[Entries from a dataset]
▼

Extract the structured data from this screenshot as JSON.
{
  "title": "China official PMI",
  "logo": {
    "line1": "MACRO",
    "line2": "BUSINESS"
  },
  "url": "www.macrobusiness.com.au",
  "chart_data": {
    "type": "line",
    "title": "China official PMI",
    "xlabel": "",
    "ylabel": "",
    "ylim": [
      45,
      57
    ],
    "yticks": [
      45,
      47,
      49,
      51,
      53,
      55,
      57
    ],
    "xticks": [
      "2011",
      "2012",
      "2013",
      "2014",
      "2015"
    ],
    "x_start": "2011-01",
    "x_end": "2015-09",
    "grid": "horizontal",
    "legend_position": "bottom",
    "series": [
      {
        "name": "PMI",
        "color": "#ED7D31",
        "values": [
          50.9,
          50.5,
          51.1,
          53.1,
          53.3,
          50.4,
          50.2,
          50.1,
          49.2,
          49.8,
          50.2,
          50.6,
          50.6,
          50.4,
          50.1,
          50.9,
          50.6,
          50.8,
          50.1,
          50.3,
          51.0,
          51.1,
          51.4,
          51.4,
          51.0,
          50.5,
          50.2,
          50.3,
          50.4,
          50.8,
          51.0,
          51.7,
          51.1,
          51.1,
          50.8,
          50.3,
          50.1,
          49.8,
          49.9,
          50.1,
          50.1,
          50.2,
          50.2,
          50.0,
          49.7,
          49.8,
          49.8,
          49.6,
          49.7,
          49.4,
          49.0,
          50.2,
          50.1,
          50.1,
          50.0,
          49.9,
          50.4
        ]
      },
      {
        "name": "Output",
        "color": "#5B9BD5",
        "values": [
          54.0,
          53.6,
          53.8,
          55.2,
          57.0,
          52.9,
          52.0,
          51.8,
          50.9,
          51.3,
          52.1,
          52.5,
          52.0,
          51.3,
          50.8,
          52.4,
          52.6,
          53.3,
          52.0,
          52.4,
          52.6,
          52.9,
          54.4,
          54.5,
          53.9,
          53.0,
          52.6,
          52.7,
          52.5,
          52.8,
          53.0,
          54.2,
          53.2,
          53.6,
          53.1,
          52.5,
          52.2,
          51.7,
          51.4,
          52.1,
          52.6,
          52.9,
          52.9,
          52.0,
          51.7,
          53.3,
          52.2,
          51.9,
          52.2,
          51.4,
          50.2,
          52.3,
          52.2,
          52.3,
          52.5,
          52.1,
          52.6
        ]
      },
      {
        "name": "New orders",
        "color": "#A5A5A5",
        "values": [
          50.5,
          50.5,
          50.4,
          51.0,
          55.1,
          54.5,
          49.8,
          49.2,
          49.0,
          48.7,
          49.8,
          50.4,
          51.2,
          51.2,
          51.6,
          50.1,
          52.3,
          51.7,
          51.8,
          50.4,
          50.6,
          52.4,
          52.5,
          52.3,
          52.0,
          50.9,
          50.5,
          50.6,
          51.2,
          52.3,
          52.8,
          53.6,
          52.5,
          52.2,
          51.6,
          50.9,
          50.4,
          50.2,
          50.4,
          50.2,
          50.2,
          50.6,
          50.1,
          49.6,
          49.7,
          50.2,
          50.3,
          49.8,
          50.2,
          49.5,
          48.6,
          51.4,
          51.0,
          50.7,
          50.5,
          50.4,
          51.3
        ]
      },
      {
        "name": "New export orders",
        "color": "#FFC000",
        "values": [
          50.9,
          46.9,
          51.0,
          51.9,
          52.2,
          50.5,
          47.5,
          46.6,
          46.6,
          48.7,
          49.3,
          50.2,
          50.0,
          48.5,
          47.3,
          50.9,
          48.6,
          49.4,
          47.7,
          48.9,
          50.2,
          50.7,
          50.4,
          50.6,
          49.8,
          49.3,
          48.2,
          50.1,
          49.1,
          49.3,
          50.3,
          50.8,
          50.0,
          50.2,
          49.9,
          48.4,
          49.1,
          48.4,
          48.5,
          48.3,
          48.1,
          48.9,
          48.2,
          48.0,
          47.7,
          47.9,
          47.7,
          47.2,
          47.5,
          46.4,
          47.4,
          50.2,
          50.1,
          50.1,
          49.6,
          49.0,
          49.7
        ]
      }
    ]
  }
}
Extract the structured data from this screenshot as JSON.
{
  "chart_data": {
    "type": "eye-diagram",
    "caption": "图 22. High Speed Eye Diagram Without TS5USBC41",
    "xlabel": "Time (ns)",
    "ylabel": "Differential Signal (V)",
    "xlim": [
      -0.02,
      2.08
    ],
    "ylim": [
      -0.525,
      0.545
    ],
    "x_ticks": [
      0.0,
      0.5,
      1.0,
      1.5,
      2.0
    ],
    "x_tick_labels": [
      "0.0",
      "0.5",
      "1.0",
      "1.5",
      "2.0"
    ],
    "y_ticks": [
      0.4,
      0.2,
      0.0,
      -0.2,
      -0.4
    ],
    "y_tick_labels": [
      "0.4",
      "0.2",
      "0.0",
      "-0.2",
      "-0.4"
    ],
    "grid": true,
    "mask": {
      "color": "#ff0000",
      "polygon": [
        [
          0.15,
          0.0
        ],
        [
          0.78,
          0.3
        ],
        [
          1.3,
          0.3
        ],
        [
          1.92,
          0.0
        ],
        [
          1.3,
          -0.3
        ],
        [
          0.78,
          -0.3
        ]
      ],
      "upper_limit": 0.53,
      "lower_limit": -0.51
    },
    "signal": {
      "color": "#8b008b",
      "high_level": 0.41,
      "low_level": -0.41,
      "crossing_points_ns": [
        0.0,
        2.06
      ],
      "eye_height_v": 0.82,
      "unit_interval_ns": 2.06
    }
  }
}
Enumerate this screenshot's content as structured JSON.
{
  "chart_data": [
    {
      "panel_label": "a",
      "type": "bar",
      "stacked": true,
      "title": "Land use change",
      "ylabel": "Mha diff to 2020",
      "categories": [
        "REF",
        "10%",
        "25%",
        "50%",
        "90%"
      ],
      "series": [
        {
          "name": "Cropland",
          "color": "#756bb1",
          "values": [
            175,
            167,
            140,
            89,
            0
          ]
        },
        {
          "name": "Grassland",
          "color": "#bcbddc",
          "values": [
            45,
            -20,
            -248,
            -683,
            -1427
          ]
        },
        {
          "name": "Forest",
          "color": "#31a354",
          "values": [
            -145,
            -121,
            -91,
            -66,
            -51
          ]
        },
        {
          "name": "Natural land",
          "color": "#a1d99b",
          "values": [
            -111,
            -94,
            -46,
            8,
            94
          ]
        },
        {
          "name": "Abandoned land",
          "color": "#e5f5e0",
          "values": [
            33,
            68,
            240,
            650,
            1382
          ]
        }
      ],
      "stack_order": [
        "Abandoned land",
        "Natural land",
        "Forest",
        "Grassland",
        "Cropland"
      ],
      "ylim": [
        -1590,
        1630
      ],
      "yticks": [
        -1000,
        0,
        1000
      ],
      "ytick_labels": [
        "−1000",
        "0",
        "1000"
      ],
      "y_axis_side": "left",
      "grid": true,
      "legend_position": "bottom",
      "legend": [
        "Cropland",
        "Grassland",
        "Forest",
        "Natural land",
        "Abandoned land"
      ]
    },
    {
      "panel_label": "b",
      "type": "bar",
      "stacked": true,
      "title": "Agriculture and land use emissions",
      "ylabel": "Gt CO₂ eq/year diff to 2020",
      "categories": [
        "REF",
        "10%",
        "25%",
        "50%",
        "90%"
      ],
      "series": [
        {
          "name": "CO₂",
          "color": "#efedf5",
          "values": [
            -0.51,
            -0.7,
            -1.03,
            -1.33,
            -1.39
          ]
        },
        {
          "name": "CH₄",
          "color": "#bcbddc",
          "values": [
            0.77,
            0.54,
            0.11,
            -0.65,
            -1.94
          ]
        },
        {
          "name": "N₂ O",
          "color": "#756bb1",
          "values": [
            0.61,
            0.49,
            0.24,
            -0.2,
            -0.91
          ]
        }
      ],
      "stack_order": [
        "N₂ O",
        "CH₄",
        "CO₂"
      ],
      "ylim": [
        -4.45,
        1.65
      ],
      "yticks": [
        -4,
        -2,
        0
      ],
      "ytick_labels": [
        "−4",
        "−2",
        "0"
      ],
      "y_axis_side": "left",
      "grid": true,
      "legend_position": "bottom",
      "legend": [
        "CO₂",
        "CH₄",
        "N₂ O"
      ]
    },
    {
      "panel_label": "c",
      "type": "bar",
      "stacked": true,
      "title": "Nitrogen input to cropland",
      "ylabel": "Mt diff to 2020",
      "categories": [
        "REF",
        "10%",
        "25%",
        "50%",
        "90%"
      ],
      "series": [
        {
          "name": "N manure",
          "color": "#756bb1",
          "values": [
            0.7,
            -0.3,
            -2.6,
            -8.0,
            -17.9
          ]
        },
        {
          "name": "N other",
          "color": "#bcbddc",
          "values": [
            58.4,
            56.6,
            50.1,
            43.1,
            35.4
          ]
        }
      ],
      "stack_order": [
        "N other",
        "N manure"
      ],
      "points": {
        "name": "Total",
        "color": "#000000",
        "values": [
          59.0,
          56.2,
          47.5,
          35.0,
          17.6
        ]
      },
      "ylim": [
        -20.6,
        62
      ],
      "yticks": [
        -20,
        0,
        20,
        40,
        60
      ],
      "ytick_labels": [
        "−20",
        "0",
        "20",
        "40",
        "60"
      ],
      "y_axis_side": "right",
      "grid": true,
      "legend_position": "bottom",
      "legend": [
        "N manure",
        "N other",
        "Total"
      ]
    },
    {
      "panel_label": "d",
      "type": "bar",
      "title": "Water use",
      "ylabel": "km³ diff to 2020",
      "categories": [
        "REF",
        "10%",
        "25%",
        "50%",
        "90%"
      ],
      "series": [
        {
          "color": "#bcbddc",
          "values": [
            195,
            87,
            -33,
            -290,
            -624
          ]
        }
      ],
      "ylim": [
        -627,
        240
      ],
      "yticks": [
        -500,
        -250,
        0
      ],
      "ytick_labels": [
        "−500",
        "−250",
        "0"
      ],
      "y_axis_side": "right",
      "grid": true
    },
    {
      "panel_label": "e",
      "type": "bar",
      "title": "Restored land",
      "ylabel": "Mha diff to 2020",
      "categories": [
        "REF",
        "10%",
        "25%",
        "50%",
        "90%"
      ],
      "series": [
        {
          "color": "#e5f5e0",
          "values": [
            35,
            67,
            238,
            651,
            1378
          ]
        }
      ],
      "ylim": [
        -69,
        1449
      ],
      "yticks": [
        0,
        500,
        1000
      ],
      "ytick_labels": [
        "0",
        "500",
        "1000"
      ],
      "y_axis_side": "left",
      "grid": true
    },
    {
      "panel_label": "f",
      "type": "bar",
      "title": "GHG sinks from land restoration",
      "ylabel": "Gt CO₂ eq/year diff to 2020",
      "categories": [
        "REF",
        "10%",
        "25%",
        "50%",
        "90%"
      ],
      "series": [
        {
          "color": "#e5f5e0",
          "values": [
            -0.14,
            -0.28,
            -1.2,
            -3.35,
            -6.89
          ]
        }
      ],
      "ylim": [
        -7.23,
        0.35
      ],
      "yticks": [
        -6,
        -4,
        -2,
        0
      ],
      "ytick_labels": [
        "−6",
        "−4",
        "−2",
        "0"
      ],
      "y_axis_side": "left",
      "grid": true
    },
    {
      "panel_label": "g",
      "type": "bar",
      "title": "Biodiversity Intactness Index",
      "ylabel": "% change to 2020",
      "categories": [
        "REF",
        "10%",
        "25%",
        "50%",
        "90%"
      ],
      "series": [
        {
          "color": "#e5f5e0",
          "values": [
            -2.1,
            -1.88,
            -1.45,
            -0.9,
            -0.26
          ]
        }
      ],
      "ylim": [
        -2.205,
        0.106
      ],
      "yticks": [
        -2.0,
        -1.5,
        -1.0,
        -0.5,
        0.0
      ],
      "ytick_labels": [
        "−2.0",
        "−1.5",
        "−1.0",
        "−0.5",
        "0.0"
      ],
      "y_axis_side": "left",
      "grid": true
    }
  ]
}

▲

What to do: Copy out every line that includes the word "ylabel".

Solution to the exercise:
    "ylabel": "",
    "ylabel": "Differential Signal (V)",
      "ylabel": "Mha diff to 2020",
      "ylabel": "Gt CO₂ eq/year diff to 2020",
      "ylabel": "Mt diff to 2020",
      "ylabel": "km³ diff to 2020",
      "ylabel": "Mha diff to 2020",
      "ylabel": "Gt CO₂ eq/year diff to 2020",
      "ylabel": "% change to 2020",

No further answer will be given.